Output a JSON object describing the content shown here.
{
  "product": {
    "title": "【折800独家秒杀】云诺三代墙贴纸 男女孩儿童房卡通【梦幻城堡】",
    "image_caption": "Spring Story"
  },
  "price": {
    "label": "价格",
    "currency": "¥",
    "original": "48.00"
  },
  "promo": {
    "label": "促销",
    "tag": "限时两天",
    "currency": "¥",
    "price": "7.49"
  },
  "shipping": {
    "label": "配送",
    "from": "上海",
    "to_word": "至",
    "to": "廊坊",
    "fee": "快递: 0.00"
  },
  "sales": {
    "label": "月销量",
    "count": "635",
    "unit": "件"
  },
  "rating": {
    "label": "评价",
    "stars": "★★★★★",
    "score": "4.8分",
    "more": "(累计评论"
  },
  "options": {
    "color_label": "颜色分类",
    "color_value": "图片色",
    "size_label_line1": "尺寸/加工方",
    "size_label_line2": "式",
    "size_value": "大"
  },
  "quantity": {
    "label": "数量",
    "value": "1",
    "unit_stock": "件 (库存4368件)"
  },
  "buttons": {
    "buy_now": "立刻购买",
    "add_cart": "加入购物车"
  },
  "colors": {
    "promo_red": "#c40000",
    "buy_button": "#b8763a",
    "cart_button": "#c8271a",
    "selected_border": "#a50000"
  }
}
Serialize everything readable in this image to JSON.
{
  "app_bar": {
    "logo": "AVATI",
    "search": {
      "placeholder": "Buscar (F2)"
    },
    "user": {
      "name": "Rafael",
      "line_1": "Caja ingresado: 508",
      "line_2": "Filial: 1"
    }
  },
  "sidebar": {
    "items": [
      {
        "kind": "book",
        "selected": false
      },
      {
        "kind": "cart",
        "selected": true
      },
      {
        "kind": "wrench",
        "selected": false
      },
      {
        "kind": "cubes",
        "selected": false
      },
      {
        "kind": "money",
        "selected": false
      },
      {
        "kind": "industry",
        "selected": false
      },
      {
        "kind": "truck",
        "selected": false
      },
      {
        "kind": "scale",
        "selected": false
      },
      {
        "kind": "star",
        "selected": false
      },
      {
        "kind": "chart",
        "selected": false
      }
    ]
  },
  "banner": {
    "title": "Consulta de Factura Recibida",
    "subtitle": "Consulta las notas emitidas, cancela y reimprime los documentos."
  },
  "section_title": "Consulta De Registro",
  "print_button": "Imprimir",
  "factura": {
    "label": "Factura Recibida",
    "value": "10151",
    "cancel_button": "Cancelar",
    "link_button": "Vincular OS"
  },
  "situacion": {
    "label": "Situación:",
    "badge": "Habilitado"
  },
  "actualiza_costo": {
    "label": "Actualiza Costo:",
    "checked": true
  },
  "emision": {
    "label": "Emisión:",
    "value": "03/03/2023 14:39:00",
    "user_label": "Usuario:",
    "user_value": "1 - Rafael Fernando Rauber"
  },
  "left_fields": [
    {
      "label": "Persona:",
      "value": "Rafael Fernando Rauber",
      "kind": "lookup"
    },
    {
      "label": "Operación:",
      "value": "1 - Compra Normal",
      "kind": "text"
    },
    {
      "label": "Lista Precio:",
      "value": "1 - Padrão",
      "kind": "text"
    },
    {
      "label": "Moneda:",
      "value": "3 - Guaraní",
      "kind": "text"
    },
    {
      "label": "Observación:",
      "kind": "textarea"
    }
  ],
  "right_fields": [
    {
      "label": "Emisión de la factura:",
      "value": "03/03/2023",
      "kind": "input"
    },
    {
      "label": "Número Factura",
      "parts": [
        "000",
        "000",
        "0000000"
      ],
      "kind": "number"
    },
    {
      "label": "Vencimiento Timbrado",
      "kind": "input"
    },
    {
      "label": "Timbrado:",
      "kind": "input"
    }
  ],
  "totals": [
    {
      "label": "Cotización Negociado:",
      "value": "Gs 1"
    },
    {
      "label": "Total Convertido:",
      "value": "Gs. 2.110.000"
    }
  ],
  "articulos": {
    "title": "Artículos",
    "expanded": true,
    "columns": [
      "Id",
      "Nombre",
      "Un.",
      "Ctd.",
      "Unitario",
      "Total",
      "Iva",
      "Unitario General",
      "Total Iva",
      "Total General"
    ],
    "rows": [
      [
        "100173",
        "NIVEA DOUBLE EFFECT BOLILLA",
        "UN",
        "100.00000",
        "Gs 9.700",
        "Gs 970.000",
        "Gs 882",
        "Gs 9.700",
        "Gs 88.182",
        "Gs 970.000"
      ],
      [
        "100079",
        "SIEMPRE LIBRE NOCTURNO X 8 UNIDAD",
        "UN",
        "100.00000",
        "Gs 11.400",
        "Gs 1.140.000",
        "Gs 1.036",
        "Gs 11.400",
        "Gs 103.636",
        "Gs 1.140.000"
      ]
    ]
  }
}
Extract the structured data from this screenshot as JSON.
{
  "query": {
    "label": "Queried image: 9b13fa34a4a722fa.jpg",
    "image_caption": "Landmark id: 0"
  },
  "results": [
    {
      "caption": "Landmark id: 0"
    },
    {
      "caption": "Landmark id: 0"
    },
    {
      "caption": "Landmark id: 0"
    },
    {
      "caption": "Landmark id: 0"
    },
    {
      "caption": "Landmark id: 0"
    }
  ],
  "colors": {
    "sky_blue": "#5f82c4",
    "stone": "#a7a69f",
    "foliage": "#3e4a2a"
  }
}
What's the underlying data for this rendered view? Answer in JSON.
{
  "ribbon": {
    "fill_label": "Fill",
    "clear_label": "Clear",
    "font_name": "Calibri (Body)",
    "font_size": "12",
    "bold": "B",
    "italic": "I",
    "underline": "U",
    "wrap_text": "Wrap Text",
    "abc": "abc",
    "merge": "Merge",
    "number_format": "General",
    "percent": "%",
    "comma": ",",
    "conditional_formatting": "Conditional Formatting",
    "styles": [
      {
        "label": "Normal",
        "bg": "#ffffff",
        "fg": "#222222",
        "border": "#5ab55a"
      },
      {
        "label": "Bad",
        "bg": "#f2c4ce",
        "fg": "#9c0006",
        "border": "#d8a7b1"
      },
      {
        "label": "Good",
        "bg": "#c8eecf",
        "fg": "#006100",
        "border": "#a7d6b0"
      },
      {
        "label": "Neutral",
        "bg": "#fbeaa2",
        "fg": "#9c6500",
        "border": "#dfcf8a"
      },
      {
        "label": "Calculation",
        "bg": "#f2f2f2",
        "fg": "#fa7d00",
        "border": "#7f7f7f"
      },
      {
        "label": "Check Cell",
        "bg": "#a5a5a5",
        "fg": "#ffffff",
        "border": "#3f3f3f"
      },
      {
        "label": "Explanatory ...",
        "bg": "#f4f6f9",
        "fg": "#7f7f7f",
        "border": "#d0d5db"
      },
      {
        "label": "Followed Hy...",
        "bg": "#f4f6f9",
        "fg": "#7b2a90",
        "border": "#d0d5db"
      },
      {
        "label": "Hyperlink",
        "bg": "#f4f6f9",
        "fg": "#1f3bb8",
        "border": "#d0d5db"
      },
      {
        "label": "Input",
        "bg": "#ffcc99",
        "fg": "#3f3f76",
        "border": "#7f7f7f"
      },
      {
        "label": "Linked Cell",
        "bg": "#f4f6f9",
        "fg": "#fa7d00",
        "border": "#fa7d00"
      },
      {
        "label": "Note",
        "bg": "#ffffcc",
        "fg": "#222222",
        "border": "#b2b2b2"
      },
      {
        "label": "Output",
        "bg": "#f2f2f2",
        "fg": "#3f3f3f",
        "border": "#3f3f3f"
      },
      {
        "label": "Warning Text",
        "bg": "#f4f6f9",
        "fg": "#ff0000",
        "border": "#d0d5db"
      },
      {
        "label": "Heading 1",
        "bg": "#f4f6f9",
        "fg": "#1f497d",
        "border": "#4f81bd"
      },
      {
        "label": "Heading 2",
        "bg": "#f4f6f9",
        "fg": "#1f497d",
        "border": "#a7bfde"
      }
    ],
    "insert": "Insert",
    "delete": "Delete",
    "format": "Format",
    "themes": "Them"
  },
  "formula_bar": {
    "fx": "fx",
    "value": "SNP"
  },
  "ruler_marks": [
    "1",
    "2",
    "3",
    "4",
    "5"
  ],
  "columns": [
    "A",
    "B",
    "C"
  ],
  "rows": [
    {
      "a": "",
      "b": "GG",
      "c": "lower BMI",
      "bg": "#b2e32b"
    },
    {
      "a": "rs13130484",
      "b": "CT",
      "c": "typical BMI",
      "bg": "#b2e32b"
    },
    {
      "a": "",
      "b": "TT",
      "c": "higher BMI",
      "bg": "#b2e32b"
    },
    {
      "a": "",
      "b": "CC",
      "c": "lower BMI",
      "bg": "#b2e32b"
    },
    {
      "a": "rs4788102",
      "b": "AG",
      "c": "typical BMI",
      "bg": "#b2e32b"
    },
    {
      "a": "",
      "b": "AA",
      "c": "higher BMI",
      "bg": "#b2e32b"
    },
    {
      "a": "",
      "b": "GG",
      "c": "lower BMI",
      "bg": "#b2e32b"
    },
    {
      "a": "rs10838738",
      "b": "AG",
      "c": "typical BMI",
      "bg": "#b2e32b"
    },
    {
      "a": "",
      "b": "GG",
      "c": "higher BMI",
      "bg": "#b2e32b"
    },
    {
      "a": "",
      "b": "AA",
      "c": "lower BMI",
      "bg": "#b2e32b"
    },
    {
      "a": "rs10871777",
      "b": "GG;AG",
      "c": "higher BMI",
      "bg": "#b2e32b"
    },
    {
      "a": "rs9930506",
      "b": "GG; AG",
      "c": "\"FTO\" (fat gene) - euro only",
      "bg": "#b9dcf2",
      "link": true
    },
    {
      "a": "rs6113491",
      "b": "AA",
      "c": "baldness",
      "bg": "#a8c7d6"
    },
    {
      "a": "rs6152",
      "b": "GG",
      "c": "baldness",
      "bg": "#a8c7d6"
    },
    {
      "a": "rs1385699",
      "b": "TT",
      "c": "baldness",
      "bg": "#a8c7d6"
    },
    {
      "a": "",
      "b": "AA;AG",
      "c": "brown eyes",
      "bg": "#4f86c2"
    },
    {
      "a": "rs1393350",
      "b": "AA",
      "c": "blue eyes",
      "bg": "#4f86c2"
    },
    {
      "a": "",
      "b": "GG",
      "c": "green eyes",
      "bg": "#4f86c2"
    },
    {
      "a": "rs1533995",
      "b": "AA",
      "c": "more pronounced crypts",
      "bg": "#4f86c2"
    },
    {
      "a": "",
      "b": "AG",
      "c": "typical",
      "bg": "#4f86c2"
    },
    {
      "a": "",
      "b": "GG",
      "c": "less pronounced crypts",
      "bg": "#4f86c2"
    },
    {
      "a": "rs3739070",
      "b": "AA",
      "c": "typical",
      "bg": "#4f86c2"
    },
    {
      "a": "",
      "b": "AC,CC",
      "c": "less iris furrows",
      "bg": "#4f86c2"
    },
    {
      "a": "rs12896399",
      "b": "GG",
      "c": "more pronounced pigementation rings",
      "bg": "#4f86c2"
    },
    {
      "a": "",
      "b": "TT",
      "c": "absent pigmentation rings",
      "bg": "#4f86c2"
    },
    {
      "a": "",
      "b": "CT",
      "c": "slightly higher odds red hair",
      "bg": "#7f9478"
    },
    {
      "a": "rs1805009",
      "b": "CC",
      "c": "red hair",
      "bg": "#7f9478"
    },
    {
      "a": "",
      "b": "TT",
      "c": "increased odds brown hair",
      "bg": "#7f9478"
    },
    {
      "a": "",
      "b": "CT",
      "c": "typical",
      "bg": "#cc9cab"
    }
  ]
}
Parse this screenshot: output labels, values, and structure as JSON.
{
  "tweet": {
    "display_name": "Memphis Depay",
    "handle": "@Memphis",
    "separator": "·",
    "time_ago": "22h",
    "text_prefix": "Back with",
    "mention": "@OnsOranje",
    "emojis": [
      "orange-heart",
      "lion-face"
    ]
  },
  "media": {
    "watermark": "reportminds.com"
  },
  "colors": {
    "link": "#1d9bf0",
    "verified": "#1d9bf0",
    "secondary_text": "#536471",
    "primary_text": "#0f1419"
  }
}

────────────────────

**EXERCISE INSTRUCTIONS**
Beginning at the line that holds "Parse this screenshot: output", reproduce each line of the records above down to and including the last one.

**COMPLETED EXERCISE**
Parse this screenshot: output labels, values, and structure as JSON.
{
  "tweet": {
    "display_name": "Memphis Depay",
    "handle": "@Memphis",
    "separator": "·",
    "time_ago": "22h",
    "text_prefix": "Back with",
    "mention": "@OnsOranje",
    "emojis": [
      "orange-heart",
      "lion-face"
    ]
  },
  "media": {
    "watermark": "reportminds.com"
  },
  "colors": {
    "link": "#1d9bf0",
    "verified": "#1d9bf0",
    "secondary_text": "#536471",
    "primary_text": "#0f1419"
  }
}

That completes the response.